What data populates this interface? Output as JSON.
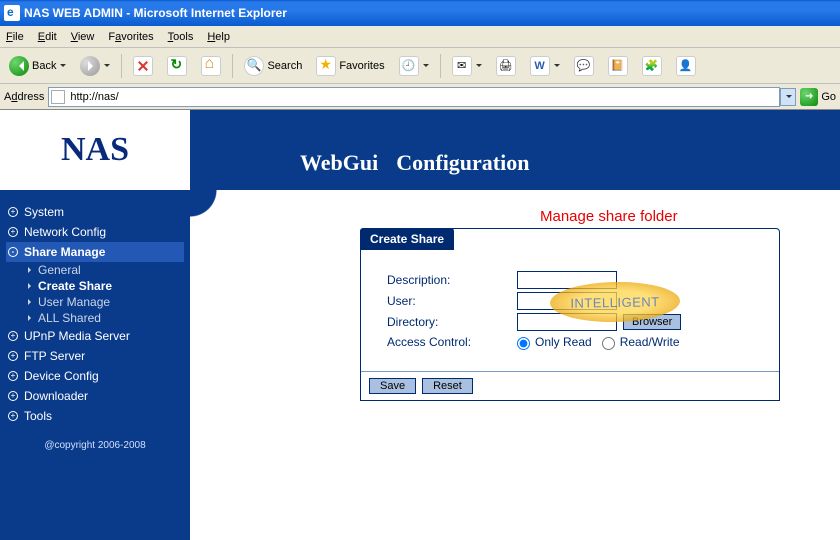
{
  "window": {
    "title": "NAS WEB ADMIN - Microsoft Internet Explorer"
  },
  "menubar": {
    "file": "File",
    "edit": "Edit",
    "view": "View",
    "favorites": "Favorites",
    "tools": "Tools",
    "help": "Help"
  },
  "toolbar": {
    "back": "Back",
    "search": "Search",
    "favorites": "Favorites"
  },
  "addressbar": {
    "label": "Address",
    "url": "http://nas/",
    "go": "Go"
  },
  "brand": {
    "logo": "NAS",
    "title_left": "WebGui",
    "title_right": "Configuration"
  },
  "sidebar": {
    "items": [
      {
        "label": "System",
        "expanded": false
      },
      {
        "label": "Network Config",
        "expanded": false
      },
      {
        "label": "Share Manage",
        "expanded": true,
        "children": [
          {
            "label": "General"
          },
          {
            "label": "Create Share",
            "active": true
          },
          {
            "label": "User Manage"
          },
          {
            "label": "ALL Shared"
          }
        ]
      },
      {
        "label": "UPnP Media Server",
        "expanded": false
      },
      {
        "label": "FTP Server",
        "expanded": false
      },
      {
        "label": "Device Config",
        "expanded": false
      },
      {
        "label": "Downloader",
        "expanded": false
      },
      {
        "label": "Tools",
        "expanded": false
      }
    ],
    "copyright": "@copyright 2006-2008"
  },
  "page": {
    "annotation": "Manage share folder",
    "panel_title": "Create Share",
    "fields": {
      "description": "Description:",
      "user": "User:",
      "directory": "Directory:",
      "access_control": "Access Control:",
      "browser_btn": "Browser",
      "only_read": "Only Read",
      "read_write": "Read/Write"
    },
    "buttons": {
      "save": "Save",
      "reset": "Reset"
    },
    "values": {
      "description": "",
      "user": "",
      "directory": "",
      "access": "only_read"
    }
  },
  "watermark": "INTELLIGENT"
}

▬▬▬▬▬▬▬▬▬▬

Directions: Reproduce the material above verbatim; omit every picture.

Solved problem:
What data populates this interface? Output as JSON.
{
  "window": {
    "title": "NAS WEB ADMIN - Microsoft Internet Explorer"
  },
  "menubar": {
    "file": "File",
    "edit": "Edit",
    "view": "View",
    "favorites": "Favorites",
    "tools": "Tools",
    "help": "Help"
  },
  "toolbar": {
    "back": "Back",
    "search": "Search",
    "favorites": "Favorites"
  },
  "addressbar": {
    "label": "Address",
    "url": "http://nas/",
    "go": "Go"
  },
  "brand": {
    "logo": "NAS",
    "title_left": "WebGui",
    "title_right": "Configuration"
  },
  "sidebar": {
    "items": [
      {
        "label": "System",
        "expanded": false
      },
      {
        "label": "Network Config",
        "expanded": false
      },
      {
        "label": "Share Manage",
        "expanded": true,
        "children": [
          {
            "label": "General"
          },
          {
            "label": "Create Share",
            "active": true
          },
          {
            "label": "User Manage"
          },
          {
            "label": "ALL Shared"
          }
        ]
      },
      {
        "label": "UPnP Media Server",
        "expanded": false
      },
      {
        "label": "FTP Server",
        "expanded": false
      },
      {
        "label": "Device Config",
        "expanded": false
      },
      {
        "label": "Downloader",
        "expanded": false
      },
      {
        "label": "Tools",
        "expanded": false
      }
    ],
    "copyright": "@copyright 2006-2008"
  },
  "page": {
    "annotation": "Manage share folder",
    "panel_title": "Create Share",
    "fields": {
      "description": "Description:",
      "user": "User:",
      "directory": "Directory:",
      "access_control": "Access Control:",
      "browser_btn": "Browser",
      "only_read": "Only Read",
      "read_write": "Read/Write"
    },
    "buttons": {
      "save": "Save",
      "reset": "Reset"
    },
    "values": {
      "description": "",
      "user": "",
      "directory": "",
      "access": "only_read"
    }
  },
  "watermark": "INTELLIGENT"
}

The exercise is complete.